> **Work to do**:
Extract every entry word for word.

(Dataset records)
----------------

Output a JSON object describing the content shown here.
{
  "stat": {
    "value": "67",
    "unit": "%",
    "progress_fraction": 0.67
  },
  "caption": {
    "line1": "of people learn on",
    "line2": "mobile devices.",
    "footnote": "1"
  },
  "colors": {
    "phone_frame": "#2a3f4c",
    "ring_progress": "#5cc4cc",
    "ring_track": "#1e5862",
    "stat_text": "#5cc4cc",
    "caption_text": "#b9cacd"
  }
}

----------------

> **Written answer**:
Output a JSON object describing the content shown here.
{
  "stat": {
    "value": "67",
    "unit": "%",
    "progress_fraction": 0.67
  },
  "caption": {
    "line1": "of people learn on",
    "line2": "mobile devices.",
    "footnote": "1"
  },
  "colors": {
    "phone_frame": "#2a3f4c",
    "ring_progress": "#5cc4cc",
    "ring_track": "#1e5862",
    "stat_text": "#5cc4cc",
    "caption_text": "#b9cacd"
  }
}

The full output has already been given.